▸ **Request**
Your answer should be a single number: the count of lines in the material below that hold "ylabel".

▸ **Material**

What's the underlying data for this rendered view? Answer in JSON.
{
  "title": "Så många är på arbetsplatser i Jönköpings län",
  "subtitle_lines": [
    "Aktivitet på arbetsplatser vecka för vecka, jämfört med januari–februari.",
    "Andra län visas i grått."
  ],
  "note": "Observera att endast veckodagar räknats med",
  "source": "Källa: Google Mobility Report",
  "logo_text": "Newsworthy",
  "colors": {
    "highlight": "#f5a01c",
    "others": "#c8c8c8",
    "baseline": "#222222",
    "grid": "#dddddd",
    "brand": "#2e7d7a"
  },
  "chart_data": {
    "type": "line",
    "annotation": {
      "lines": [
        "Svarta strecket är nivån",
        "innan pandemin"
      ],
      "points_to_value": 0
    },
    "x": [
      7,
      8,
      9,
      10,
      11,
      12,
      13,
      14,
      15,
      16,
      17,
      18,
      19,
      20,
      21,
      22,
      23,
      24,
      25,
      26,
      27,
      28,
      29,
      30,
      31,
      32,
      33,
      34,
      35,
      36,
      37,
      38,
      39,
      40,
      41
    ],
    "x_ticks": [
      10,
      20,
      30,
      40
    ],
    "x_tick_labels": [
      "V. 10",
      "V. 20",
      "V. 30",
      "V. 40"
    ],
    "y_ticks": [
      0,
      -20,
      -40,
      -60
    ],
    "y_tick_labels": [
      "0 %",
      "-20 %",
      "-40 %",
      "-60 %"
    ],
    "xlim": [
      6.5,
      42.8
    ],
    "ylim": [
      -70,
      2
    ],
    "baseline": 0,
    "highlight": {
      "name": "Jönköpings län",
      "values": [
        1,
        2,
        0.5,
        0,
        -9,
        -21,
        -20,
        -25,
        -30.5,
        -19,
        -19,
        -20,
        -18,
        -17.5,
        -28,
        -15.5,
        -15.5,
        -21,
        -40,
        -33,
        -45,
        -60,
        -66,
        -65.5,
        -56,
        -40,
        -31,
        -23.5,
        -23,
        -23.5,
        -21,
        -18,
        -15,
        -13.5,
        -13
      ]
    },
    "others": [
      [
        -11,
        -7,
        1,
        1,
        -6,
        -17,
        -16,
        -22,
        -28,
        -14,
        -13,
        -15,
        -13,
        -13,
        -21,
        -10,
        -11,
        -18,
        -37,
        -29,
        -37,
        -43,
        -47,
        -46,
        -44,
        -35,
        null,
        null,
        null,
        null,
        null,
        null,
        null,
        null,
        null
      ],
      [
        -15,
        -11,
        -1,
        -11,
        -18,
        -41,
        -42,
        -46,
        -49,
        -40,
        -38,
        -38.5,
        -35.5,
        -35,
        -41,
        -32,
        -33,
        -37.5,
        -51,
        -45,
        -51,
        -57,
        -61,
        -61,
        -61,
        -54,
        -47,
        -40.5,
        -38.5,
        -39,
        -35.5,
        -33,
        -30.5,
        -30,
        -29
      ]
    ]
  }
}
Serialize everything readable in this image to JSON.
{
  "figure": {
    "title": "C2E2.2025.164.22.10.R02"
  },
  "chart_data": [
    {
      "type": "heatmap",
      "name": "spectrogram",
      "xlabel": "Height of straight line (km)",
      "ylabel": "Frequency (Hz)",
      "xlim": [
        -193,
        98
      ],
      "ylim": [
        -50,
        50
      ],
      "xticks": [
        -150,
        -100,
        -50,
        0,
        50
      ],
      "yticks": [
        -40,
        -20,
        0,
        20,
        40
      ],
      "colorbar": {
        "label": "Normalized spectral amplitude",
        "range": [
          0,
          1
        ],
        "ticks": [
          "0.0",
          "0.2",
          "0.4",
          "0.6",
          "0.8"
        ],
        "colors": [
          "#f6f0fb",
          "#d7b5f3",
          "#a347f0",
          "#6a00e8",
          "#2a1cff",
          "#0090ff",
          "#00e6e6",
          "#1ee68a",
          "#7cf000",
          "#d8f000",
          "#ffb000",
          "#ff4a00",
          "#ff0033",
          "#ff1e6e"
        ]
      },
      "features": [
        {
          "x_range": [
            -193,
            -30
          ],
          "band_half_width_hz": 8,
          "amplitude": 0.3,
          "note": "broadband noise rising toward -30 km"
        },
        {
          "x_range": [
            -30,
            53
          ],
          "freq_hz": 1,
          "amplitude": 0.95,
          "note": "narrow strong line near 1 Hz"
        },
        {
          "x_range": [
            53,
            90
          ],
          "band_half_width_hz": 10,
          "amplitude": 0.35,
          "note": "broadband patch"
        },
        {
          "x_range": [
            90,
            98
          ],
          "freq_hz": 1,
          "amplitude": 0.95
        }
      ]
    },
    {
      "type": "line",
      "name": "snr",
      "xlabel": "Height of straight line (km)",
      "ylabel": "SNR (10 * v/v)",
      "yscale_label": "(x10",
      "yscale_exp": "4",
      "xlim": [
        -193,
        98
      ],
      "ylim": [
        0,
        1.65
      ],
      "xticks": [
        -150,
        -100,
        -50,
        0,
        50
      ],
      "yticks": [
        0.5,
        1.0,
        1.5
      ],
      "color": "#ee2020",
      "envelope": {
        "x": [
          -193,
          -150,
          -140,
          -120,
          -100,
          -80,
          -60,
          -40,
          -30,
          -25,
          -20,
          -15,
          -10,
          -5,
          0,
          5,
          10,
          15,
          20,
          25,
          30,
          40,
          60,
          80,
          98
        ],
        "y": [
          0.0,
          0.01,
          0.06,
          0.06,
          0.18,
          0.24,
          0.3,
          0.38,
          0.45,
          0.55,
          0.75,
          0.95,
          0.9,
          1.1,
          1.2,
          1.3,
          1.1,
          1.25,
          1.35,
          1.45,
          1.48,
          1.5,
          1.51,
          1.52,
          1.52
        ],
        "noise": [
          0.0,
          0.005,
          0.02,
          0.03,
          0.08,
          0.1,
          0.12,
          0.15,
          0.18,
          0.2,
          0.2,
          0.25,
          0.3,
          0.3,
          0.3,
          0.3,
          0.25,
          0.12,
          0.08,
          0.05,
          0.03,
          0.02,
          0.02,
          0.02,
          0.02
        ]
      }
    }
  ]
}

▸ **Expected answer**
2